Exercise goal: Identify every line of the material below that contains the string "Python" and copy each of those lines.

Rows taken from a layout dataset
******************************

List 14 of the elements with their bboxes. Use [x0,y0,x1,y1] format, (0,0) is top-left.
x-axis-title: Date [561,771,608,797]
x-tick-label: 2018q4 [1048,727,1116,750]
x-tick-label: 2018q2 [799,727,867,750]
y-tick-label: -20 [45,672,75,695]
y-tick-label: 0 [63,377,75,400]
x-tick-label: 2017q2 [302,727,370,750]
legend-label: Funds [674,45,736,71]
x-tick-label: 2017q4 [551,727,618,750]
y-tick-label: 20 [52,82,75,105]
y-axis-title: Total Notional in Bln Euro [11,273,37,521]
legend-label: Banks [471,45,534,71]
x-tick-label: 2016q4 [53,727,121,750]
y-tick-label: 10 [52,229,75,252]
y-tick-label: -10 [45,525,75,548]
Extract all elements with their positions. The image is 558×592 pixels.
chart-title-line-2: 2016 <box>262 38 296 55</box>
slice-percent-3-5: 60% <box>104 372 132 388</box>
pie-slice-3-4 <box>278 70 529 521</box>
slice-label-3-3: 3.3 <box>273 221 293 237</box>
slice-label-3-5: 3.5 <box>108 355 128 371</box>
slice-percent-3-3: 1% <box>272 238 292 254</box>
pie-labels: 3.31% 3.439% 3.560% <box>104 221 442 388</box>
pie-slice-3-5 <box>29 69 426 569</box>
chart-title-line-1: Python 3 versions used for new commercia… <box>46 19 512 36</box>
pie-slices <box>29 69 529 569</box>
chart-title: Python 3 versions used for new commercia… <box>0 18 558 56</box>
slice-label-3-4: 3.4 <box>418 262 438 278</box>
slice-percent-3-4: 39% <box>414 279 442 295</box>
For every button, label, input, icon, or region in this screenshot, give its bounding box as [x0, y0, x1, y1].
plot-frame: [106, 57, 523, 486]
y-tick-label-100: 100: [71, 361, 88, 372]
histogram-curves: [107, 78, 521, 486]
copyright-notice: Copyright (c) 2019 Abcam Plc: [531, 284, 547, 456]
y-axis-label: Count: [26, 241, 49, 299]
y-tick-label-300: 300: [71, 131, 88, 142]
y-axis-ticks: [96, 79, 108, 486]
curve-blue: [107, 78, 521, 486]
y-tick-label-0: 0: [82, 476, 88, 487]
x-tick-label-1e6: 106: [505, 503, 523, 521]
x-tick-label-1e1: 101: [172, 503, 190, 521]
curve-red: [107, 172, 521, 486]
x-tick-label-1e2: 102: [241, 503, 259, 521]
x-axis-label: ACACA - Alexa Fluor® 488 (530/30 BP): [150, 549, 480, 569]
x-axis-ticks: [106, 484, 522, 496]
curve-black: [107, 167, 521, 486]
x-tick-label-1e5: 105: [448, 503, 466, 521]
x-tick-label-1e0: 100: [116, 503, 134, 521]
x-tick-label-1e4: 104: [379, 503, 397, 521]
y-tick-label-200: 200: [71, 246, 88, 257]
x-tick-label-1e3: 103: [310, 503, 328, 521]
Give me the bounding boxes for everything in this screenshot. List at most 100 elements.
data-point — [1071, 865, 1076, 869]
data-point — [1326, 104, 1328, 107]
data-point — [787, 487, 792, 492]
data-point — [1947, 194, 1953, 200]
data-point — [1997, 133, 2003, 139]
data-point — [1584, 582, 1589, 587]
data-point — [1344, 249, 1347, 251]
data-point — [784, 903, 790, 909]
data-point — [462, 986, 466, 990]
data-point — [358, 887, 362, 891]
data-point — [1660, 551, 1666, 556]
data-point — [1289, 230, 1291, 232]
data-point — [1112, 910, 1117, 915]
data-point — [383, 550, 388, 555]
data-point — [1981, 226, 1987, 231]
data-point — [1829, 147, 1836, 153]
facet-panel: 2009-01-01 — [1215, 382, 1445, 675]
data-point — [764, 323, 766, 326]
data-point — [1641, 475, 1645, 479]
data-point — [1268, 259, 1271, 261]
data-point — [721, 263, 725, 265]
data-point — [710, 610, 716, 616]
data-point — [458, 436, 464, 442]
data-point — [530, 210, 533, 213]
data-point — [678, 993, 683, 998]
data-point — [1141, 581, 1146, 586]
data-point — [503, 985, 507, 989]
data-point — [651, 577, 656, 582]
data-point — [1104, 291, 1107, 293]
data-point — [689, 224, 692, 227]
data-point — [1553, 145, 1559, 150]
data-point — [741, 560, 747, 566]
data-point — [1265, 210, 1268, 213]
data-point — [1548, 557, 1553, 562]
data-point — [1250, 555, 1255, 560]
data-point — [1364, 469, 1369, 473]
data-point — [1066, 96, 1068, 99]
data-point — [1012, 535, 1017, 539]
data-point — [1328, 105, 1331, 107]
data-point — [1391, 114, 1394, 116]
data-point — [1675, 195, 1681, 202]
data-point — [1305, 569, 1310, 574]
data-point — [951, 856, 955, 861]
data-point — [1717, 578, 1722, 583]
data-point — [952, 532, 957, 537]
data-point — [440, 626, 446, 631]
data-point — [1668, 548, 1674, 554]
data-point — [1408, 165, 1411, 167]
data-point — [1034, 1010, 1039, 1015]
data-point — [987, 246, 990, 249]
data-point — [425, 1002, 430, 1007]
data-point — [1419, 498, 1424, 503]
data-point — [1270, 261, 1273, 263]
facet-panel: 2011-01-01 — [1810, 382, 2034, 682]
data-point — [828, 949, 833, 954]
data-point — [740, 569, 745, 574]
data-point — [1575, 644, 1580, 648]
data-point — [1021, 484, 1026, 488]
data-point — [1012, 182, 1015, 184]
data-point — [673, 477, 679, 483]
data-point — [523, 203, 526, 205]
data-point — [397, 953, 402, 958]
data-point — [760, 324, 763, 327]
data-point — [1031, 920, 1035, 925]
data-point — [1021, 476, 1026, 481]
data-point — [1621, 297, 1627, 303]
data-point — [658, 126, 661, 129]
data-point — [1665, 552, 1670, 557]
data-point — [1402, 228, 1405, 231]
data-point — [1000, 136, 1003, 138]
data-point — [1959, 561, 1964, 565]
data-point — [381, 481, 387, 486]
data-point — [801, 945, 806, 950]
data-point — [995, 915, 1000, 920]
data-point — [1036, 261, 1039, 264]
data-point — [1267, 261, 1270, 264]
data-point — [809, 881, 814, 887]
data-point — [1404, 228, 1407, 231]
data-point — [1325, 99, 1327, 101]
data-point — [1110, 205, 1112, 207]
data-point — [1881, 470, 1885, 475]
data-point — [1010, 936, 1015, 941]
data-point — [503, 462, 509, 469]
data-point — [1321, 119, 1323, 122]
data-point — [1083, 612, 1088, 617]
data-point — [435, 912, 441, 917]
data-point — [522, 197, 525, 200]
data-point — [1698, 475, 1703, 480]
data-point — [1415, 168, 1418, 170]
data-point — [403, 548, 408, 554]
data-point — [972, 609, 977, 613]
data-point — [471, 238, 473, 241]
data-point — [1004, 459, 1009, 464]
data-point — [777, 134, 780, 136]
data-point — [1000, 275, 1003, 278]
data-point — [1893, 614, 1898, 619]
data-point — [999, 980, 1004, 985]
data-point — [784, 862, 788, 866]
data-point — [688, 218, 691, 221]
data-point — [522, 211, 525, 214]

******************************

Task output:
chart-title-line-1: Python 3 versions used for new commercia… <box>46 19 512 36</box>
chart-title: Python 3 versions used for new commercia… <box>0 18 558 56</box>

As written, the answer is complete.